--- SUPPLIED MATERIAL ---
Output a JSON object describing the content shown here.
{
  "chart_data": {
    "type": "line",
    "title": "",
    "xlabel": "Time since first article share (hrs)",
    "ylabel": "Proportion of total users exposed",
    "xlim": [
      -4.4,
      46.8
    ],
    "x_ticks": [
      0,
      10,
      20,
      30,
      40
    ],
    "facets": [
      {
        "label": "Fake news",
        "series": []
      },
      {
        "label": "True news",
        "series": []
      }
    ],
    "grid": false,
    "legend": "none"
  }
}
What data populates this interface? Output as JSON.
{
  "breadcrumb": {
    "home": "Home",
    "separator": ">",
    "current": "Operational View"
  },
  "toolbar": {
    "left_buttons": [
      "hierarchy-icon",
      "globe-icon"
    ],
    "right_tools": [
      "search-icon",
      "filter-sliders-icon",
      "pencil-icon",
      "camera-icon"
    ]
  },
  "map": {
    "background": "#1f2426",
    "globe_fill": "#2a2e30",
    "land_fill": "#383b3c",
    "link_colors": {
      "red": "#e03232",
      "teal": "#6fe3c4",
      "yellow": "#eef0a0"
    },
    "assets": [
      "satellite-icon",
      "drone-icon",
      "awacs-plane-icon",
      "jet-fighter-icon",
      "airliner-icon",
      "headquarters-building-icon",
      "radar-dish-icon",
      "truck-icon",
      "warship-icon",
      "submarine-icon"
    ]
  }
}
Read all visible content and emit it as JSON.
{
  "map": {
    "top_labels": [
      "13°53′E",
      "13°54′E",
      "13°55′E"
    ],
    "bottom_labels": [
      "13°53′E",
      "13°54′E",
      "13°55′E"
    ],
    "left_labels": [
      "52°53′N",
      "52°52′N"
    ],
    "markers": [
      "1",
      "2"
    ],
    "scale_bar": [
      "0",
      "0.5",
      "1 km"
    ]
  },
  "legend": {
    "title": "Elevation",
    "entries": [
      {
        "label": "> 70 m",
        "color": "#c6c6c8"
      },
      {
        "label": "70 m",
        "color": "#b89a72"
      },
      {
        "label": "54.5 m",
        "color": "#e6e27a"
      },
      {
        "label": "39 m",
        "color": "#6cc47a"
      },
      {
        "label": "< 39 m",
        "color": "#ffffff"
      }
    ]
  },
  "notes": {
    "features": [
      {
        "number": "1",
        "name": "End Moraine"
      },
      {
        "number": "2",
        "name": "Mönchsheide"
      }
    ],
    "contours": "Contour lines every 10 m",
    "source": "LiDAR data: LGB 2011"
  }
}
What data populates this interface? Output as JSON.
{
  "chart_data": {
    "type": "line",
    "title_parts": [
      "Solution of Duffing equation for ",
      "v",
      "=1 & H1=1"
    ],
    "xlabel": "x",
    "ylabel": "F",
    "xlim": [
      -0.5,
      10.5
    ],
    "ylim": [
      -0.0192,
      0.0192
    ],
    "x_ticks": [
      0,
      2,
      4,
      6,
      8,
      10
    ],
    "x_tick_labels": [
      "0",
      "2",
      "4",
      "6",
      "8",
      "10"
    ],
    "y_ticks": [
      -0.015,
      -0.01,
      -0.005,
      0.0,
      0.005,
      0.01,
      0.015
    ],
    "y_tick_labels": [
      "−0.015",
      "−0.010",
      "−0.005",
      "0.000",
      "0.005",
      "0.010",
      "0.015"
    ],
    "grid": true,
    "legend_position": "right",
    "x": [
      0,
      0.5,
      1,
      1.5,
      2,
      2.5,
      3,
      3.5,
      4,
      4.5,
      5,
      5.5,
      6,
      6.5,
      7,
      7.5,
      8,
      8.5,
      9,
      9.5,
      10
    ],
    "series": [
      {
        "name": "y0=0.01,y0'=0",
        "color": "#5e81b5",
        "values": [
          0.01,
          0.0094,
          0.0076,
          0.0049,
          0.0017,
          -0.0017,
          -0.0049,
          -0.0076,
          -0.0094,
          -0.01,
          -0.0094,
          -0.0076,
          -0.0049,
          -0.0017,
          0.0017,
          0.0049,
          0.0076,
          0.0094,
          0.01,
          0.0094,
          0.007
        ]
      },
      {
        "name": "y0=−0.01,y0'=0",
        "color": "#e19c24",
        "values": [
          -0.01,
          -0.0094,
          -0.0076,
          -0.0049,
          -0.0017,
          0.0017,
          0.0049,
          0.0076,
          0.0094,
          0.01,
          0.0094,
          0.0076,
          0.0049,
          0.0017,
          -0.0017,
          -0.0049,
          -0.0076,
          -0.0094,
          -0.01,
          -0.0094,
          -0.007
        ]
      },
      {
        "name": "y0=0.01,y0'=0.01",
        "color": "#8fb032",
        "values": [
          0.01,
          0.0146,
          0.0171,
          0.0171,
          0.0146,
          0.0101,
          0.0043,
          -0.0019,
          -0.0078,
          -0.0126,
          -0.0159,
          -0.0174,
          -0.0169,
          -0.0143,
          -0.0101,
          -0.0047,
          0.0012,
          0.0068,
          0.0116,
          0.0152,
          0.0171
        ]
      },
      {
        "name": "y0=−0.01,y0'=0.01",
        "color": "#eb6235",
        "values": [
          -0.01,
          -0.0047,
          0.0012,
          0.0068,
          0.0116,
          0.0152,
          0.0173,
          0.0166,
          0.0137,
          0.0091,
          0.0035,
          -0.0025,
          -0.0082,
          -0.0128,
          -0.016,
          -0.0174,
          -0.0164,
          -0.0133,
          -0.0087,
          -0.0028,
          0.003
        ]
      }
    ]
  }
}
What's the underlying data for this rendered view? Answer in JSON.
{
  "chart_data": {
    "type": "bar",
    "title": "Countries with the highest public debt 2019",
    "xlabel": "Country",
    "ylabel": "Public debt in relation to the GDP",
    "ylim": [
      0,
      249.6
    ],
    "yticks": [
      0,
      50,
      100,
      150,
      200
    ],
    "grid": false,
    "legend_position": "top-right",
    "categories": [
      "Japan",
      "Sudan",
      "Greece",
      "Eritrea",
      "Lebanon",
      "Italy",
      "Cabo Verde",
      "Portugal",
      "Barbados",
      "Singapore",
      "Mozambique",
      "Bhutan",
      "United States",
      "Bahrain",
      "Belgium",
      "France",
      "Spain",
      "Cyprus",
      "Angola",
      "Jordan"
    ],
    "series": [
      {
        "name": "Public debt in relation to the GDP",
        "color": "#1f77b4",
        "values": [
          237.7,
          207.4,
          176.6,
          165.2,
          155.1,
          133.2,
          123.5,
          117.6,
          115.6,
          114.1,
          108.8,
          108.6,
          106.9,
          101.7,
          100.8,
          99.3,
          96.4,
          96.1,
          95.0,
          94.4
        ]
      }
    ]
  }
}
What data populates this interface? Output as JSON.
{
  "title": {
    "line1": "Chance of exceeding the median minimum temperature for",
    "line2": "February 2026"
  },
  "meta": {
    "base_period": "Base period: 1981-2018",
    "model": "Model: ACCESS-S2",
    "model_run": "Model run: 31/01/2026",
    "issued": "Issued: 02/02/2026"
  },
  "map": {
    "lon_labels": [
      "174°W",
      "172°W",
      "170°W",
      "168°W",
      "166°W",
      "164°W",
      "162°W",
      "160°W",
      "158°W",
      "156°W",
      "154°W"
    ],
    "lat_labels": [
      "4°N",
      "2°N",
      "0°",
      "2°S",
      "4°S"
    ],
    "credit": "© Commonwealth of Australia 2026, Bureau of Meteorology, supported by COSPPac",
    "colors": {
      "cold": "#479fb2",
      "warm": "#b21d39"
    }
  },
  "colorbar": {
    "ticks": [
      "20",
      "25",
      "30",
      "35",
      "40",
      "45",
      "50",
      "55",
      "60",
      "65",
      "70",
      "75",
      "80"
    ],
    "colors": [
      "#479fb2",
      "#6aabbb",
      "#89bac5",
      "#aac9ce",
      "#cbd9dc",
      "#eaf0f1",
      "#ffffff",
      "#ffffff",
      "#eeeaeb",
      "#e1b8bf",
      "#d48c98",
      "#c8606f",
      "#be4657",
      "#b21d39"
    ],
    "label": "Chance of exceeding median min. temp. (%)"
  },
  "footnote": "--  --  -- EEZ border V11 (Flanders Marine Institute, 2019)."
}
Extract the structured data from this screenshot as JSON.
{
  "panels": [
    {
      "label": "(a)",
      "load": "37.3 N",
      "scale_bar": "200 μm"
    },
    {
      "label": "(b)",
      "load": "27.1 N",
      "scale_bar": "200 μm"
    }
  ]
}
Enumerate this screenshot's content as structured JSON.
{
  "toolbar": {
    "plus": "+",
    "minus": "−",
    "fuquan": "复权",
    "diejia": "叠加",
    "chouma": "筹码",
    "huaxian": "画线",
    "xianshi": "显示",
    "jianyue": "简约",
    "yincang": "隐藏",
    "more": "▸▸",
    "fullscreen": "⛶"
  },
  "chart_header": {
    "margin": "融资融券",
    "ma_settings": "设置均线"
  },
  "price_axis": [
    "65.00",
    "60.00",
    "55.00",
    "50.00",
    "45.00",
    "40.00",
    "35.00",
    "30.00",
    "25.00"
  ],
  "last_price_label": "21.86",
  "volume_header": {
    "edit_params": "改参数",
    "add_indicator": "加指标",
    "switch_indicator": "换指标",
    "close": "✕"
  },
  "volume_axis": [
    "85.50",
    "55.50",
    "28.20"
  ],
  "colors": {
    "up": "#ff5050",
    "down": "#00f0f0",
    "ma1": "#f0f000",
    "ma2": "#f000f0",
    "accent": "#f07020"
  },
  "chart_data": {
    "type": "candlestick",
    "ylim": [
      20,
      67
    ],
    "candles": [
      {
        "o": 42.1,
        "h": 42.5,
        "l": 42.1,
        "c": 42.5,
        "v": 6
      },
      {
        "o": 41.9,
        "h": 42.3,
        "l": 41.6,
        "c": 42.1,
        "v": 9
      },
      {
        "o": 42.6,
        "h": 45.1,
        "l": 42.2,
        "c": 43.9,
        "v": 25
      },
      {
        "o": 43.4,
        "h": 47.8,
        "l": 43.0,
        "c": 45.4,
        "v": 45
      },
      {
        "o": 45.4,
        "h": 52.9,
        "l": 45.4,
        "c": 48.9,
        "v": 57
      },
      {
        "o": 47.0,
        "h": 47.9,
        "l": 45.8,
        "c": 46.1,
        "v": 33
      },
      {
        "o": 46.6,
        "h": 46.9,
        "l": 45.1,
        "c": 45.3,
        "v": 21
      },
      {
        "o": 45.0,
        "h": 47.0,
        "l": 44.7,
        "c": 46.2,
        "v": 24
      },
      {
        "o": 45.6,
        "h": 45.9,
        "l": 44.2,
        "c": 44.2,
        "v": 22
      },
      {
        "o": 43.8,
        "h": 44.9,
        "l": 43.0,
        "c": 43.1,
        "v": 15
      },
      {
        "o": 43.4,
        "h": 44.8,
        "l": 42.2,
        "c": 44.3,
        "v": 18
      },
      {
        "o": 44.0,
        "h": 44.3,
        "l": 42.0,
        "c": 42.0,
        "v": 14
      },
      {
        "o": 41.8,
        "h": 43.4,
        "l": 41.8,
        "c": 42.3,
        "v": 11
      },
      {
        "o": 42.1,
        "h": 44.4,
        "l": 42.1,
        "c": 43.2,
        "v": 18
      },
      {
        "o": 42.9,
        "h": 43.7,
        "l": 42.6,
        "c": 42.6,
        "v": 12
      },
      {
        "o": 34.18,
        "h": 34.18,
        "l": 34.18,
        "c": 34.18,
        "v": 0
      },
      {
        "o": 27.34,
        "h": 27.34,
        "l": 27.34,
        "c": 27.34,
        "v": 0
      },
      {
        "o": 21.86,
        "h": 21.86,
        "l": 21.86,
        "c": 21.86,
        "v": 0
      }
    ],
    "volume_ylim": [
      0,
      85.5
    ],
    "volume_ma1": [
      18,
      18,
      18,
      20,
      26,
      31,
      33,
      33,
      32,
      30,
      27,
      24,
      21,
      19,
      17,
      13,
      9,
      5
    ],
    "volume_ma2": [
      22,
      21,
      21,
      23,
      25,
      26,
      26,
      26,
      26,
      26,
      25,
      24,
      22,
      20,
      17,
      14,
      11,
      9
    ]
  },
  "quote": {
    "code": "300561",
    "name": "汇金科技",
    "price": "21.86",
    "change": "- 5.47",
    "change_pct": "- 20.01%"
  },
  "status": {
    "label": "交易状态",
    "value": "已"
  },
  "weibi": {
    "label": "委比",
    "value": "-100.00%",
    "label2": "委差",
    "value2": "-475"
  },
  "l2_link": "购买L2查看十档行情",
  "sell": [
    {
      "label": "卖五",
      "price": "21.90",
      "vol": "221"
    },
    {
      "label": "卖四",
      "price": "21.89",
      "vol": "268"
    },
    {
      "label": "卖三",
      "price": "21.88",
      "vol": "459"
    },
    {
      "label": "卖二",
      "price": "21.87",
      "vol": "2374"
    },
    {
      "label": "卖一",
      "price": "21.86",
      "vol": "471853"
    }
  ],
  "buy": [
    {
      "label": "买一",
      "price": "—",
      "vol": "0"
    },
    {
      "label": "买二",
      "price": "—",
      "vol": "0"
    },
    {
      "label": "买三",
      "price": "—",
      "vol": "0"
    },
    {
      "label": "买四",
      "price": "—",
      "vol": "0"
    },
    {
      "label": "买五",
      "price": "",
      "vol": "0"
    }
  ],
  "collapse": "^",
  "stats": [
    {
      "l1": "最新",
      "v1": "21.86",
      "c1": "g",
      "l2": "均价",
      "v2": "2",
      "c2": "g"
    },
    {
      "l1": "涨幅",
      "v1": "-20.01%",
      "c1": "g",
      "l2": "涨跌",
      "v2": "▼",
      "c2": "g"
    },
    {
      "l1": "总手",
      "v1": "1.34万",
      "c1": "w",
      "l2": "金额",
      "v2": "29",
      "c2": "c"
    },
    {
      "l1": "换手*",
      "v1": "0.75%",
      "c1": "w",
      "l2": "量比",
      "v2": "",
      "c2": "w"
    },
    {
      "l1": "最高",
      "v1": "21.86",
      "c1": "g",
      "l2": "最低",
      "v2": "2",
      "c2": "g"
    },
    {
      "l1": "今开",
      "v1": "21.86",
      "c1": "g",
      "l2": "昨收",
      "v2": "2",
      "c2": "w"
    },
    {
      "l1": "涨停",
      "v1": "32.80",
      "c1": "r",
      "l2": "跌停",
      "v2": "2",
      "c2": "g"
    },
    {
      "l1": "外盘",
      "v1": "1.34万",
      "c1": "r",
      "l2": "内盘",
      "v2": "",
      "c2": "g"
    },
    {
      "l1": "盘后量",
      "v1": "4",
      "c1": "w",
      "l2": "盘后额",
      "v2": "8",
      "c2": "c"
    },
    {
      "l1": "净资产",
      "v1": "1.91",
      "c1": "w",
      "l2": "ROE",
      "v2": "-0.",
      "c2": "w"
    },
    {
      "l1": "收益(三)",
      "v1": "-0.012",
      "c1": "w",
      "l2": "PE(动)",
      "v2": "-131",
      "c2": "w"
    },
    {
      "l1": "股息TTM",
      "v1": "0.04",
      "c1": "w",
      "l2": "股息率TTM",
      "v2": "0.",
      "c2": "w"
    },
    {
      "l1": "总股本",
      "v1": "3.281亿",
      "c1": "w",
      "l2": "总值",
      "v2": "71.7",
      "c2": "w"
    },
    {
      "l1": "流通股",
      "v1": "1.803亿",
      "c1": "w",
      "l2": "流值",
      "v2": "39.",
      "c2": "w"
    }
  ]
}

--- TASK BRIEF ---
In the records above, locate every line with the string "xlabel" and copy it.

--- TASK SOLUTION ---
    "xlabel": "Time since first article share (hrs)",
    "xlabel": "x",
    "xlabel": "Country",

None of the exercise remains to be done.